Pull out each line of the records holding the string "this".

───── Supplied material ─────

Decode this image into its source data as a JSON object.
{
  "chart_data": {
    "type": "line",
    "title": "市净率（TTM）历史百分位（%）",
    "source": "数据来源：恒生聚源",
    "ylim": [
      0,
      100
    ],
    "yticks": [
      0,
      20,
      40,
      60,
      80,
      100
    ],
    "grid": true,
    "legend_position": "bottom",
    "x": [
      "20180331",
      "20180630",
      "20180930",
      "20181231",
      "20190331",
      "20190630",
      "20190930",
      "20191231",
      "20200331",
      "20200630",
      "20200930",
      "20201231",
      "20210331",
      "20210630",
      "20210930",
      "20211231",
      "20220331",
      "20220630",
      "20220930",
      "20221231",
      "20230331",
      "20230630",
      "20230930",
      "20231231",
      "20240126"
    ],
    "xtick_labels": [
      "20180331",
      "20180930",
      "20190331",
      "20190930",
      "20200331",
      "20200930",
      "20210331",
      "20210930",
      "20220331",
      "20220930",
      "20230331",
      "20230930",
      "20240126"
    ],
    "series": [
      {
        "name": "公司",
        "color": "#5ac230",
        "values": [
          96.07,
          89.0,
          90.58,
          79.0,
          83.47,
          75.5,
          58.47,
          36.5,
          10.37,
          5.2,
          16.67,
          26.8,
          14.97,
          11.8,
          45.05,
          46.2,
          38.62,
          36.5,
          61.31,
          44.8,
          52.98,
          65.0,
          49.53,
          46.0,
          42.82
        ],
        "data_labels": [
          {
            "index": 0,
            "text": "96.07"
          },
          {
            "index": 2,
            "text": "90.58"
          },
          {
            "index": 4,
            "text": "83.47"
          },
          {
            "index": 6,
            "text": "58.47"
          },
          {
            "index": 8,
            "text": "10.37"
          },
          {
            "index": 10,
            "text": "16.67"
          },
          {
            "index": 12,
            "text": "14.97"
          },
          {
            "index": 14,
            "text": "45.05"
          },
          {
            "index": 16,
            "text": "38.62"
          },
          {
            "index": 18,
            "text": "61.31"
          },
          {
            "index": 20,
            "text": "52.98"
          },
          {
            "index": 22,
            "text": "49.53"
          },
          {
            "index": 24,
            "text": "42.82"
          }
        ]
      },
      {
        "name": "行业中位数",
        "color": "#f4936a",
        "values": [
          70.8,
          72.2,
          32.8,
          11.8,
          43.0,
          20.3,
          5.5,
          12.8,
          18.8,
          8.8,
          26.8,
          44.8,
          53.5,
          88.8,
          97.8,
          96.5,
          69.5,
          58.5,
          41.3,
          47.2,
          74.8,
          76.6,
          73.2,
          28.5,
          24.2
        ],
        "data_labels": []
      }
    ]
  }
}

─────
───── Supplied material ─────

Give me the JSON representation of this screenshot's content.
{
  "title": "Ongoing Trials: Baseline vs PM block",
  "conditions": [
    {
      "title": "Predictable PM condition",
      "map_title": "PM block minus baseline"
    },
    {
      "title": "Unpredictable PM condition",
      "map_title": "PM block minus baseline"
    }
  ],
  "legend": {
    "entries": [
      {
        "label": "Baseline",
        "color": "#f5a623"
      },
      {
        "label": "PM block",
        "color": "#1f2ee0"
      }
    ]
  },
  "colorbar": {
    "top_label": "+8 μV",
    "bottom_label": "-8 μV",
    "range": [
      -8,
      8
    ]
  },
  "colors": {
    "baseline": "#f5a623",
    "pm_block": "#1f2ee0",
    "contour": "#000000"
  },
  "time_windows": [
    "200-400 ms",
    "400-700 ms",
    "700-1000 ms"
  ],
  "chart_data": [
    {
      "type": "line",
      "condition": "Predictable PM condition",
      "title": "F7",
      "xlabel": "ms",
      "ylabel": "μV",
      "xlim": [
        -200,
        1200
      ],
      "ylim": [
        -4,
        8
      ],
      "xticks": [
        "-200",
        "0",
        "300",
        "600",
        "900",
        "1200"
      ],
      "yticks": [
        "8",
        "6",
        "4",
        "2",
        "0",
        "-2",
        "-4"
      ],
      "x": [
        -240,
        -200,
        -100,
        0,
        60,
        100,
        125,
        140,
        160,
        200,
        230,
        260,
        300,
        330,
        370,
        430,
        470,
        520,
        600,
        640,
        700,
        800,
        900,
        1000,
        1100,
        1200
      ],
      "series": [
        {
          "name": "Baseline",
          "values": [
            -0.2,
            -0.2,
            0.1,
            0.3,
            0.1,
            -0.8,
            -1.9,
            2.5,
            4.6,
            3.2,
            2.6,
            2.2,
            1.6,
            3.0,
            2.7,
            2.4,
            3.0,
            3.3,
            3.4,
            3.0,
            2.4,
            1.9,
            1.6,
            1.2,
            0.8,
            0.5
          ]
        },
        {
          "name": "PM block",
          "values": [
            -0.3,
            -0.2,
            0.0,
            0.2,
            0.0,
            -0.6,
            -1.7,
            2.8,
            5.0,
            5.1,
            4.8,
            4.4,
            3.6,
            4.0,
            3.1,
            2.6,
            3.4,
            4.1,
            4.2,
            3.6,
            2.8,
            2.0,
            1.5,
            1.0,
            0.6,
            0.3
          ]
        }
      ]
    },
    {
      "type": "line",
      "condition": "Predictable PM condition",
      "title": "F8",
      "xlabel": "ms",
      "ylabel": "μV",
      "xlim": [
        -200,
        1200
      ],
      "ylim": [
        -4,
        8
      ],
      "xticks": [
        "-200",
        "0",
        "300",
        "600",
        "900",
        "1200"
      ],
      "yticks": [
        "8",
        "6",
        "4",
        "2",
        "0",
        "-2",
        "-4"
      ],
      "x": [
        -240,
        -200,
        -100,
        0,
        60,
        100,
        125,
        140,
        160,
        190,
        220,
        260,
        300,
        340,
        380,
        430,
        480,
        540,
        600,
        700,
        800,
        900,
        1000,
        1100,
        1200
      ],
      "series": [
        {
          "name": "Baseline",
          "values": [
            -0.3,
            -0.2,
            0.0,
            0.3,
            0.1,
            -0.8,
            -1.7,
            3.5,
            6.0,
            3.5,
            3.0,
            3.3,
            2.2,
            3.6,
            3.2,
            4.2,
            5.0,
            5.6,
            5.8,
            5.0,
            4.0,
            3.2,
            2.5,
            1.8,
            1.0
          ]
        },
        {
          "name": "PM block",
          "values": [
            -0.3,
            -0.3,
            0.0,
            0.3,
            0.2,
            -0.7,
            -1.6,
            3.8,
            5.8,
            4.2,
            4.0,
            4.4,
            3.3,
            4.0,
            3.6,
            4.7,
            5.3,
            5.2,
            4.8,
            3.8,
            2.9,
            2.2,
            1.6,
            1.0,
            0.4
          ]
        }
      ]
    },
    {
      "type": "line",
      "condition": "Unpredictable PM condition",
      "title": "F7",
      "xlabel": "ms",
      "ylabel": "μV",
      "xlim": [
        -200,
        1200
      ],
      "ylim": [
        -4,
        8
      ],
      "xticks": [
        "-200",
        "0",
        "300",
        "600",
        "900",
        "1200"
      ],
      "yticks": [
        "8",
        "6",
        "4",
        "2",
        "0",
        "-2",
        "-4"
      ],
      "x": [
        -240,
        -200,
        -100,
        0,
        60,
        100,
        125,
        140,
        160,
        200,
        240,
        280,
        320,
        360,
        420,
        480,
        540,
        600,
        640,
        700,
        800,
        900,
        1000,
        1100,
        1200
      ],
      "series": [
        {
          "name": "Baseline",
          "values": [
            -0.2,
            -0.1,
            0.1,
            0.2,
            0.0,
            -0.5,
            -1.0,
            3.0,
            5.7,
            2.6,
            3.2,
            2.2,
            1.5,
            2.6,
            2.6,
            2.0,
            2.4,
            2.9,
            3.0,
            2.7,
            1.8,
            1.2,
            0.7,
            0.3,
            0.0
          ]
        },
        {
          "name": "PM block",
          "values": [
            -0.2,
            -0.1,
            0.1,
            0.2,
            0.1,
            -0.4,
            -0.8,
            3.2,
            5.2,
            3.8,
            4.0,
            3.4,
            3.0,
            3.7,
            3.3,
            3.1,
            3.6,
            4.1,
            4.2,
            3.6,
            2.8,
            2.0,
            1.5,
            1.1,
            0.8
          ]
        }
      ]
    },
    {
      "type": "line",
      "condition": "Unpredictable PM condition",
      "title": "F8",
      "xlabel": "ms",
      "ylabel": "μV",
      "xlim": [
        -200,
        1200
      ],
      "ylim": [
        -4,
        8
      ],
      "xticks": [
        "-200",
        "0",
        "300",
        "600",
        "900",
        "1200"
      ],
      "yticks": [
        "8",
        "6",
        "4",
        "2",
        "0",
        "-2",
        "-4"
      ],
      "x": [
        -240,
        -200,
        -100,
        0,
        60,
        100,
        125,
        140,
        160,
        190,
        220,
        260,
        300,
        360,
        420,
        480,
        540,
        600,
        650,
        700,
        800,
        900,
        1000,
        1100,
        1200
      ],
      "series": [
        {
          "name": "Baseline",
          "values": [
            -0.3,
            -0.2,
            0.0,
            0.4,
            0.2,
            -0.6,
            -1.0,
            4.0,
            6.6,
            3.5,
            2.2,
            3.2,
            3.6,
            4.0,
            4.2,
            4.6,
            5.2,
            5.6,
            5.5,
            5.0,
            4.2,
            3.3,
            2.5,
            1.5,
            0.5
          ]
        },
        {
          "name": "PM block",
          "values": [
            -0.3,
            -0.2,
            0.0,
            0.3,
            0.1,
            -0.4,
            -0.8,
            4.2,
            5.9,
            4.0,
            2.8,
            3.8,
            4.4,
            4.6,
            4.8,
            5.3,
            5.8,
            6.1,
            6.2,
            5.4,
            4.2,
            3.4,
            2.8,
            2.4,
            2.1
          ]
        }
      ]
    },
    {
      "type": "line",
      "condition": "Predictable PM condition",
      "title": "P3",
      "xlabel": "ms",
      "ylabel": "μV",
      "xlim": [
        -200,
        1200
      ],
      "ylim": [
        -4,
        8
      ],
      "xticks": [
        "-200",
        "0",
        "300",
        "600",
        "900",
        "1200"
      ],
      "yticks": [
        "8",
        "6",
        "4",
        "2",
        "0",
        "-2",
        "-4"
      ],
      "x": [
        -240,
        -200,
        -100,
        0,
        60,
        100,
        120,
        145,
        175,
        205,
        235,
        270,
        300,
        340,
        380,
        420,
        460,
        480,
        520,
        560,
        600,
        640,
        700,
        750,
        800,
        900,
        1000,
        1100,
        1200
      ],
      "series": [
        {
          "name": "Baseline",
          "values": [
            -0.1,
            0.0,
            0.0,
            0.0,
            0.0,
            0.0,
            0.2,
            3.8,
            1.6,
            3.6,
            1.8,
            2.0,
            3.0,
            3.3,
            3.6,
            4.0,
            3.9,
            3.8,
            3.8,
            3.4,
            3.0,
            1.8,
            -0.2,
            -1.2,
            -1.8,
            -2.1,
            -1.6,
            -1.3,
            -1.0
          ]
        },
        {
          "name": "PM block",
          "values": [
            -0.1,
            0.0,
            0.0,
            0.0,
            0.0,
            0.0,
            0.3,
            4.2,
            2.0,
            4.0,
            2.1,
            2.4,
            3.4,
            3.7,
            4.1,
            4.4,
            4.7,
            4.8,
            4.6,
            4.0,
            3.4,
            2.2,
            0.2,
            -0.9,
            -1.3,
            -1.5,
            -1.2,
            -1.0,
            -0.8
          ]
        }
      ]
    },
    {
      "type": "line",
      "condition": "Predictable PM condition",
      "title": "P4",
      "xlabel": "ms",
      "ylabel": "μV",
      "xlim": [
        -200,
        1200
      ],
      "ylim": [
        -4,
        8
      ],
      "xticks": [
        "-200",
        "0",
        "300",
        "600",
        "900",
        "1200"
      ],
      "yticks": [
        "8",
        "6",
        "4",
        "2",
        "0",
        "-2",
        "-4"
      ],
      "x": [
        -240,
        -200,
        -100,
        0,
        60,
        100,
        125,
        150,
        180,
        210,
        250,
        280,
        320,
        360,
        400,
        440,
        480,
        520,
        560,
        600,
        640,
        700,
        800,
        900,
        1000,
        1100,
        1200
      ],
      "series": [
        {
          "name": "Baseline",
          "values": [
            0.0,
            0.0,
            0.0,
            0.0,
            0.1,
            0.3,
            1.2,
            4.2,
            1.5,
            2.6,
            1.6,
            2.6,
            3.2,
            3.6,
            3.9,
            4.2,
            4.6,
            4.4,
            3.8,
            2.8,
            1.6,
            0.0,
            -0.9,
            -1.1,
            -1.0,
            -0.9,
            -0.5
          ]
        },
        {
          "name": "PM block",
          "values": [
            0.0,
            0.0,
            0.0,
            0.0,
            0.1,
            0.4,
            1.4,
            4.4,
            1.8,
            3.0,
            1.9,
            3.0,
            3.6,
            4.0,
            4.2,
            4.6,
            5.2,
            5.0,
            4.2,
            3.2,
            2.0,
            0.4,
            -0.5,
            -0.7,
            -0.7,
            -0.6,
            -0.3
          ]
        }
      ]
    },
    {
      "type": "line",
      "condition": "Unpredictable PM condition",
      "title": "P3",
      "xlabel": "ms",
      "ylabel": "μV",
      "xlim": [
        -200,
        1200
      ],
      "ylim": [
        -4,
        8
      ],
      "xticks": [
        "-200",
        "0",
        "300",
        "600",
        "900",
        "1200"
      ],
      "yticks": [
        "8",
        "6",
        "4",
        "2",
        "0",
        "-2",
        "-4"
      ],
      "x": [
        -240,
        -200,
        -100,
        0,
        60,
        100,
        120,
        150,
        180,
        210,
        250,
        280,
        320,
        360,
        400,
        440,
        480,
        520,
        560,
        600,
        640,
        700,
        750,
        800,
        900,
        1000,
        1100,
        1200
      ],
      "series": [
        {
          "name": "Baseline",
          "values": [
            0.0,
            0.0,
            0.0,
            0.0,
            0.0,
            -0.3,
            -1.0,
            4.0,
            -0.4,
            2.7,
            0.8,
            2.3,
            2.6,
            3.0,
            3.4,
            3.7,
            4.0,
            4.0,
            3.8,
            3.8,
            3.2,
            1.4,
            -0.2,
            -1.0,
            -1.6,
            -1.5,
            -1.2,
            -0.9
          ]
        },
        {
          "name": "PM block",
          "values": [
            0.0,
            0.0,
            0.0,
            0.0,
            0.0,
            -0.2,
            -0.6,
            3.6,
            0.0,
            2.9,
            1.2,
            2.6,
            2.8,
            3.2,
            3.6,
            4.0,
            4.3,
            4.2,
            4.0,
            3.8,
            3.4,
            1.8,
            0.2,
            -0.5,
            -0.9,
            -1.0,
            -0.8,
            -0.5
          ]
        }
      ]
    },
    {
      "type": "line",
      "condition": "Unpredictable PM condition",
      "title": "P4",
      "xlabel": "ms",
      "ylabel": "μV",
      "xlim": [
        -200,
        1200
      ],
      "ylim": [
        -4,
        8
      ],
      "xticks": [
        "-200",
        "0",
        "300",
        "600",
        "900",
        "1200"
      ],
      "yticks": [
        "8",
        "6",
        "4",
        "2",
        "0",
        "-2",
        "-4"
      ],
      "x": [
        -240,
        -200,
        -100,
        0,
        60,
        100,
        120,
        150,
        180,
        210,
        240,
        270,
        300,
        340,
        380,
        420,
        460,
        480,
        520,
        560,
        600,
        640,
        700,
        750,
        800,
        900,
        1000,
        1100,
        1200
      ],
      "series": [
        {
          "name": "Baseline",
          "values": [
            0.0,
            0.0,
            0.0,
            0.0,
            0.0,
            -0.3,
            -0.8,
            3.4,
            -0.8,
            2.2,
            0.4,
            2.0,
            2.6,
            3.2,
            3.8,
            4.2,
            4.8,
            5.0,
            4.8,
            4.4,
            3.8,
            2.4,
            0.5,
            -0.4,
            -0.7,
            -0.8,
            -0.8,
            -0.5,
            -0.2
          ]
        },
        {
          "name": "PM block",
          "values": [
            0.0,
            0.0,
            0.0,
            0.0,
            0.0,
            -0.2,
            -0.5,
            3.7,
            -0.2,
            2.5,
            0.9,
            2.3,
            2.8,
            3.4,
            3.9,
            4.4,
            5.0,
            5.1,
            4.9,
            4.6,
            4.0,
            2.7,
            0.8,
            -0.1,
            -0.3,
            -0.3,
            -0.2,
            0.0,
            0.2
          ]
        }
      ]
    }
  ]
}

─────

=== Task result ===
Decode this image into its source data as a JSON object.
Give me the JSON representation of this screenshot's content.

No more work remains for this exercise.